---------- Source excerpt

Absence of belief is itself a belief

I am tempted to say no, but I suppose I should add something creative to the argument: I hereby propose that your whole argument is based on fallacy. In your OP, you are trying to define the human thought process by something that approaches digital logic. This is fallacy. The human brain does not even operate upon analog logic, it is completely non-linear. Don’t ask for a cite, I doubt that anyone can even stipulate the human brain working on ditigal logic.

Nahtanoj

No. I’m not trying to be cute with you here and I’m not playing the sophistry game. Truly, honestly, I really couldn’t my name to that. I have no “gut feel” about whether or not I’m in a jar, because I lack any kind of context in which I could have such a feel. There is no way for me to get a grip on the question – that, after all, is what makes it such a perennial favorite. At most I can say that the question ultimately does not matter to me (which is, after all, the classic answer).

To be honest, if you’re really giving the answer that you do have a gut feel for such matters, you’re leaving yourself wiiiiide open to the cute first year philosophy, who’ll gleefully pull such a feeling to pieces. And we neither of us want to go down that route :slight_smile:

pan

CarnalK’s Wager:

You must choose whether you are a brain in a jar or a creature in the common reality. If you choose to believe you are in a jar and thus only mental pursuits are “real” then you can still not ignore the illusion of reality. If you do not eat/drink your brain function is affected. Therefore it is wise to act as though you believe in external reality regardless.

(though I’m sure it’s been said before me and enjoys some of the flaws of Pascal’s I’m sticking with it)

And to tie it to the OP: Since I have no way of knowing God’s existence let alone his moral code, and since my interpretation of religion would be based on my internal moral code it is just as well to cut out the middle man and follow my own moral code. Simple. I consider myself an atheist because I devote no energy to believing in God. That doesn’t mean I devote energy to believing in no-God. I would consider both pointless daydreaming (which of course has it’s place :wink: ).

--------------------
---------- Data provided

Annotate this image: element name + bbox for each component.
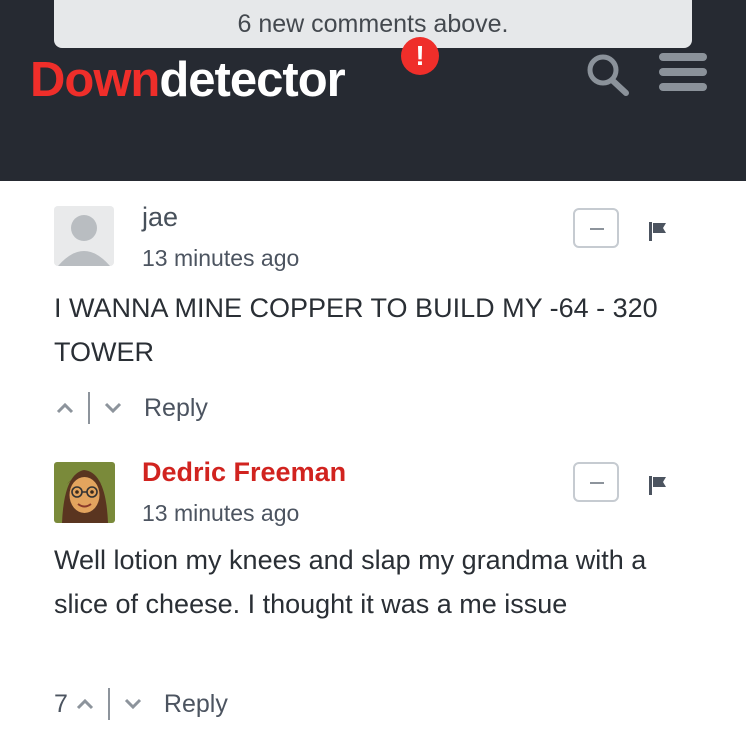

--------------------

◆ Exercise task
Reproduce the forum discussion on belief word for word, everything from "(though I’m sure" down to "place :wink: ).".

◆ Solved problem
(though I’m sure it’s been said before me and enjoys some of the flaws of Pascal’s I’m sticking with it)

And to tie it to the OP: Since I have no way of knowing God’s existence let alone his moral code, and since my interpretation of religion would be based on my internal moral code it is just as well to cut out the middle man and follow my own moral code. Simple. I consider myself an atheist because I devote no energy to believing in God. That doesn’t mean I devote energy to believing in no-God. I would consider both pointless daydreaming (which of course has it’s place :wink: ).